(Items from a dataset)
——————
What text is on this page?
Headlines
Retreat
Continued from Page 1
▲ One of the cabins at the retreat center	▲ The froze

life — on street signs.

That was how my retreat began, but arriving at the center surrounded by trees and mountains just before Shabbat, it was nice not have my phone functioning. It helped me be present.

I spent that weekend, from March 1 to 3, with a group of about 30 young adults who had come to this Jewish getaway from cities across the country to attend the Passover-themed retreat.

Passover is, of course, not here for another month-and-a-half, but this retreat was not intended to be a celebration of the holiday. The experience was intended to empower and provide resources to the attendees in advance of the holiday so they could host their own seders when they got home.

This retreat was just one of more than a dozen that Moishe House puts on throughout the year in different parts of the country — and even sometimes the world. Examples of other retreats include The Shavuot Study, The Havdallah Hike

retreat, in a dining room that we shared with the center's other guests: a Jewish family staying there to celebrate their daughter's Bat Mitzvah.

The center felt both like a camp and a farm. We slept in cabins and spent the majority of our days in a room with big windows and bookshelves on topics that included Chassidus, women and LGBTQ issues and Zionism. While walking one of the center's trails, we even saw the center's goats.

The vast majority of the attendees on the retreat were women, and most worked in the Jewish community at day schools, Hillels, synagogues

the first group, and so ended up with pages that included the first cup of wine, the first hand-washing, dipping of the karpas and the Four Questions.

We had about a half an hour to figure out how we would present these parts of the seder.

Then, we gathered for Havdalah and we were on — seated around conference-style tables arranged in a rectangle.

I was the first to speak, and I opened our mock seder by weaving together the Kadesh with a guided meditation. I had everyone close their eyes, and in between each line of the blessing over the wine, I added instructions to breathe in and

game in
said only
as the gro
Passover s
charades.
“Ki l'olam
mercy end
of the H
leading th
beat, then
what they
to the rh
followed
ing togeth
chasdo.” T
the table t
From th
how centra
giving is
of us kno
——————
▸ OBJECTIVE: Go through the data and return every record exactly.

▸ WORKED ANSWER:
What text is on this page?
Headlines
Retreat
Continued from Page 1
▲ One of the cabins at the retreat center	▲ The froze

life — on street signs.

That was how my retreat began, but arriving at the center surrounded by trees and mountains just before Shabbat, it was nice not have my phone functioning. It helped me be present.

I spent that weekend, from March 1 to 3, with a group of about 30 young adults who had come to this Jewish getaway from cities across the country to attend the Passover-themed retreat.

Passover is, of course, not here for another month-and-a-half, but this retreat was not intended to be a celebration of the holiday. The experience was intended to empower and provide resources to the attendees in advance of the holiday so they could host their own seders when they got home.

This retreat was just one of more than a dozen that Moishe House puts on throughout the year in different parts of the country — and even sometimes the world. Examples of other retreats include The Shavuot Study, The Havdallah Hike

retreat, in a dining room that we shared with the center's other guests: a Jewish family staying there to celebrate their daughter's Bat Mitzvah.

The center felt both like a camp and a farm. We slept in cabins and spent the majority of our days in a room with big windows and bookshelves on topics that included Chassidus, women and LGBTQ issues and Zionism. While walking one of the center's trails, we even saw the center's goats.

The vast majority of the attendees on the retreat were women, and most worked in the Jewish community at day schools, Hillels, synagogues

the first group, and so ended up with pages that included the first cup of wine, the first hand-washing, dipping of the karpas and the Four Questions.

We had about a half an hour to figure out how we would present these parts of the seder.

Then, we gathered for Havdalah and we were on — seated around conference-style tables arranged in a rectangle.

I was the first to speak, and I opened our mock seder by weaving together the Kadesh with a guided meditation. I had everyone close their eyes, and in between each line of the blessing over the wine, I added instructions to breathe in and

game in
said only
as the gro
Passover s
charades.
“Ki l'olam
mercy end
of the H
leading th
beat, then
what they
to the rh
followed
ing togeth
chasdo.” T
the table t
From th
how centra
giving is
of us kno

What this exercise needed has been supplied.